** Start of Provided information **
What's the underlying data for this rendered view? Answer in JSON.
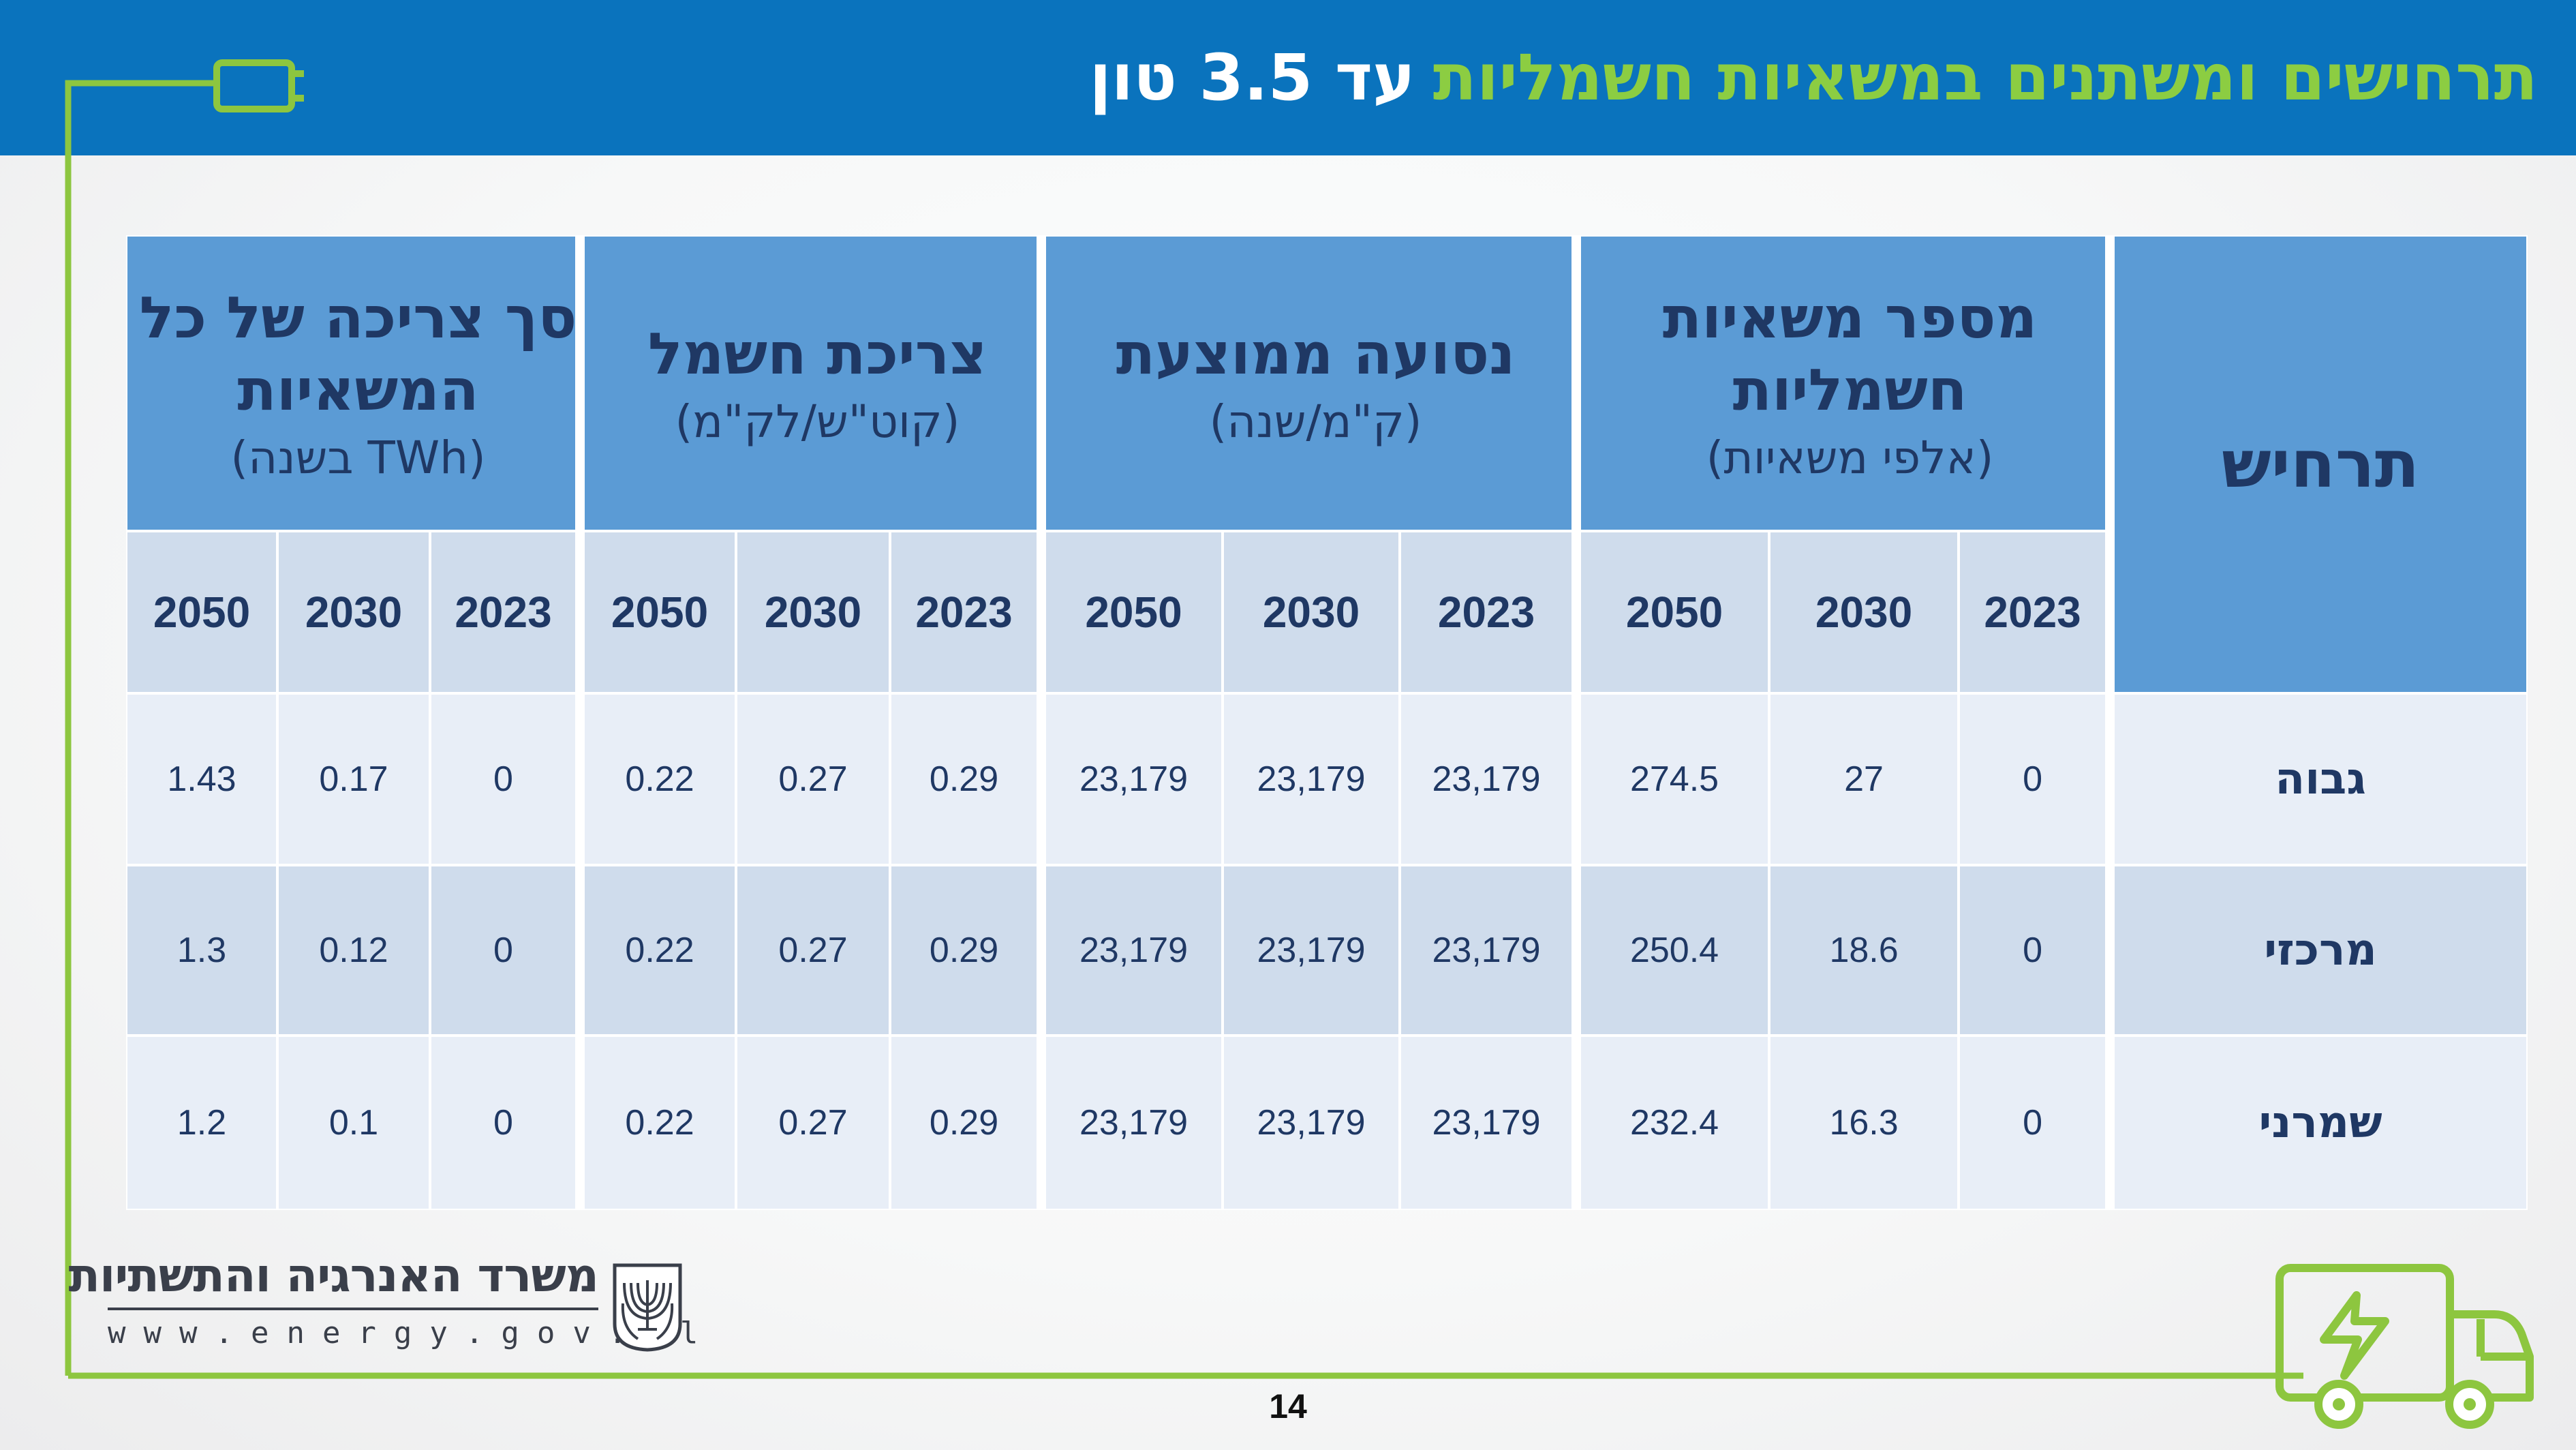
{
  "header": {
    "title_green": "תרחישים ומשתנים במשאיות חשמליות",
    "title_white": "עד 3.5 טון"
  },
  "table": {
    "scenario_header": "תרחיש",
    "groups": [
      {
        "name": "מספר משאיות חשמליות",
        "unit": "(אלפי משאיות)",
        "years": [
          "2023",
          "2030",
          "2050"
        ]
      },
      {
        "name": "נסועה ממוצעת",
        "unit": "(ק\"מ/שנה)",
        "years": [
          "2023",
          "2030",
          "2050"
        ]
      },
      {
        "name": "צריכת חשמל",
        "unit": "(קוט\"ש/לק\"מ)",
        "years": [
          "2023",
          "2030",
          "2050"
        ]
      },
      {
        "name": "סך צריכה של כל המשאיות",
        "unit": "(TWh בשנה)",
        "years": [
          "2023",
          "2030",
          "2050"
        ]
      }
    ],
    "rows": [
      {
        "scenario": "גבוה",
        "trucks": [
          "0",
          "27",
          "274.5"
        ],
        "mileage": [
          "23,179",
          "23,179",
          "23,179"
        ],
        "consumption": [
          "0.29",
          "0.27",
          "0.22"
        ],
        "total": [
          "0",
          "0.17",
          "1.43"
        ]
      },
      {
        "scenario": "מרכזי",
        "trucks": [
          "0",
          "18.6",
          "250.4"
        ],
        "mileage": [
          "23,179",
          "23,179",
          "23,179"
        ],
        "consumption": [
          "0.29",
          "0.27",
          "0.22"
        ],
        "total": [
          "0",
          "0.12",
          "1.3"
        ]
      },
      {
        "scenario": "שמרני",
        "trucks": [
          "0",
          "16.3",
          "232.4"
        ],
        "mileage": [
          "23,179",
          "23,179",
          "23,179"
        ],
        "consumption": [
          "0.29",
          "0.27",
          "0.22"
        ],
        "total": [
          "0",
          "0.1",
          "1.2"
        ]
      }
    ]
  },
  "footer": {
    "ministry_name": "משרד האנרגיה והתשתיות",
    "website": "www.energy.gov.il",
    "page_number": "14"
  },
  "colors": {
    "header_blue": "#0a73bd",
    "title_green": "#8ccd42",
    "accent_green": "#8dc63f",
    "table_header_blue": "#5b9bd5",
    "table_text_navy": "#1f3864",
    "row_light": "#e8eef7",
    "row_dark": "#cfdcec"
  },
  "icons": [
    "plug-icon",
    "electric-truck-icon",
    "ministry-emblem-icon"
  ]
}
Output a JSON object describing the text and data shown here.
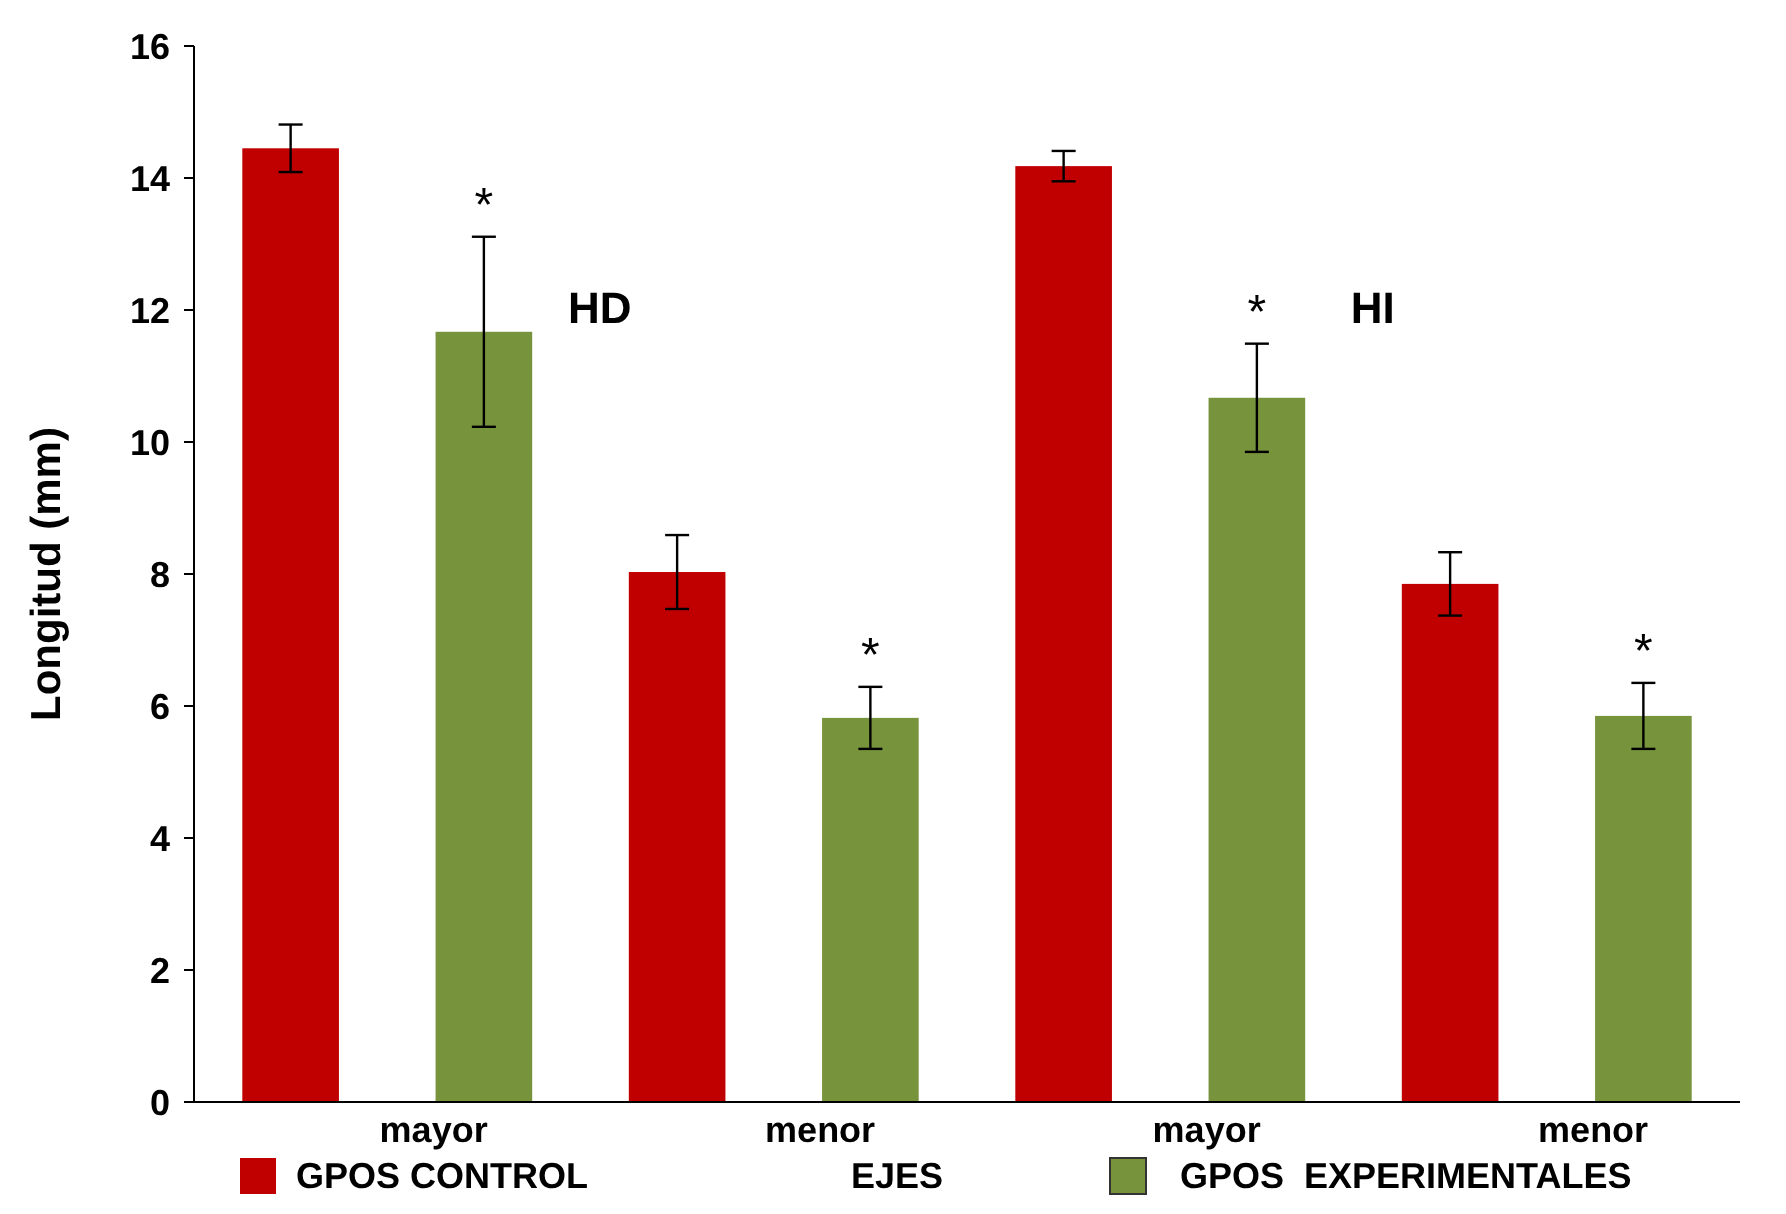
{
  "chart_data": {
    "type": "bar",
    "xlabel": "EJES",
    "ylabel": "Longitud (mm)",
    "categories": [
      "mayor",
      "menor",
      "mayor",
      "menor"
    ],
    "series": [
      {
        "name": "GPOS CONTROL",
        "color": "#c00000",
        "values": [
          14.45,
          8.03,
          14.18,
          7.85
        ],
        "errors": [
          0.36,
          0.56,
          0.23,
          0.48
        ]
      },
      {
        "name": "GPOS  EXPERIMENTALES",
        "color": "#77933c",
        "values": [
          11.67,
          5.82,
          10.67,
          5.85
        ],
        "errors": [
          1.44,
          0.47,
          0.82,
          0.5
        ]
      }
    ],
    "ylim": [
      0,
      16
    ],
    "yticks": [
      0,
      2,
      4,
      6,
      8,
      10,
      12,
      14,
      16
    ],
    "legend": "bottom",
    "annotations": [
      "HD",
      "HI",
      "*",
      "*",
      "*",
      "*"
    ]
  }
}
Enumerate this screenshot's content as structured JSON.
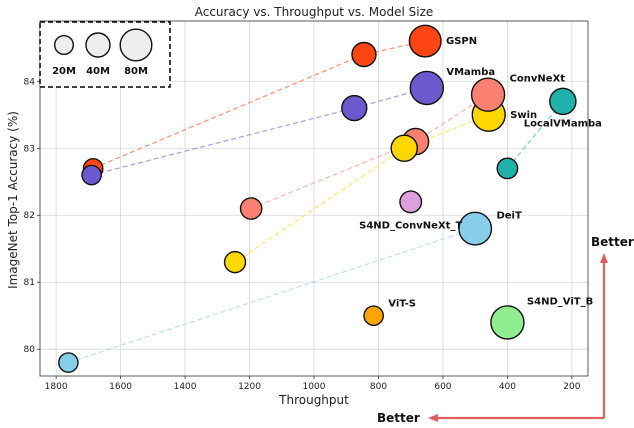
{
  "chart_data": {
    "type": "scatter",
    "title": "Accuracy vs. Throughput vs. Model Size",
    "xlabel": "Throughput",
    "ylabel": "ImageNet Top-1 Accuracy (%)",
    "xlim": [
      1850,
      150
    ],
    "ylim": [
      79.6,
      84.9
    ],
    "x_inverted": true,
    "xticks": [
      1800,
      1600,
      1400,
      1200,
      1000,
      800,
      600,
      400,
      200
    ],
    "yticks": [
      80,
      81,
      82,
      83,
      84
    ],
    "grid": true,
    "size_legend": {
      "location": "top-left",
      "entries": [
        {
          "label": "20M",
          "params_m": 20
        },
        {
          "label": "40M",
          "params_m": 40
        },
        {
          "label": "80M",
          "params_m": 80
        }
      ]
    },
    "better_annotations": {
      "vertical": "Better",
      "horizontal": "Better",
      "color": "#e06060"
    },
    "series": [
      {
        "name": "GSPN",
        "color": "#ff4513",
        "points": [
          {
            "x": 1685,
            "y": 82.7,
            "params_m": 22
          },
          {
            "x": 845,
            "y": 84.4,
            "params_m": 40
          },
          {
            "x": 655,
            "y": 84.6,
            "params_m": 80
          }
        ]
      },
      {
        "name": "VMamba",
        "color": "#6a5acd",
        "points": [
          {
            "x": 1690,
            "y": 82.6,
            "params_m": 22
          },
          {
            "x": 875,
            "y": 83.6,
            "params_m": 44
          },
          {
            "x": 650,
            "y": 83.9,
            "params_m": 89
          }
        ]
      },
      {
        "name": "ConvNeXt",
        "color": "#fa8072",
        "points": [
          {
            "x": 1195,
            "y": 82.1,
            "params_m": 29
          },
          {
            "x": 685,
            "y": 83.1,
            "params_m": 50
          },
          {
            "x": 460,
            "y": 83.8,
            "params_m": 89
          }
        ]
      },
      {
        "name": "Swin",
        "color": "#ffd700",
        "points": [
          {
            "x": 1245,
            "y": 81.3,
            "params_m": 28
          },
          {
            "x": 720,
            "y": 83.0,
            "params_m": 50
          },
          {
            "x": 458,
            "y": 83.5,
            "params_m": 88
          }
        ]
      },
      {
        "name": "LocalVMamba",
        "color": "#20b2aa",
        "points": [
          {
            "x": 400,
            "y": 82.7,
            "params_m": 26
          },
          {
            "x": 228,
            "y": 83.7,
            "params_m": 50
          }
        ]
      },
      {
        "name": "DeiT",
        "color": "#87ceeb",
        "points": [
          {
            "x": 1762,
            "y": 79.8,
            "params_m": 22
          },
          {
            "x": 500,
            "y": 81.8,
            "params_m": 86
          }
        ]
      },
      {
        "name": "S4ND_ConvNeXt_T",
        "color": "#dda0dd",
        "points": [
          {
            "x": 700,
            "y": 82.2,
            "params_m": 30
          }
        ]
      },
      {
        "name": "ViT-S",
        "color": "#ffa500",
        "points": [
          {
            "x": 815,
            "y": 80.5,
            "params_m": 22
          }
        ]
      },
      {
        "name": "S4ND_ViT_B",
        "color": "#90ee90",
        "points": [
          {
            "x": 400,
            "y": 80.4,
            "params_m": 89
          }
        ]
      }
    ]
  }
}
** End of Provided information **
Return every line above that contains the word "ylabel".

    "ylabel": "Longitud (mm)",
    "ylabel": "ImageNet Top-1 Accuracy (%)",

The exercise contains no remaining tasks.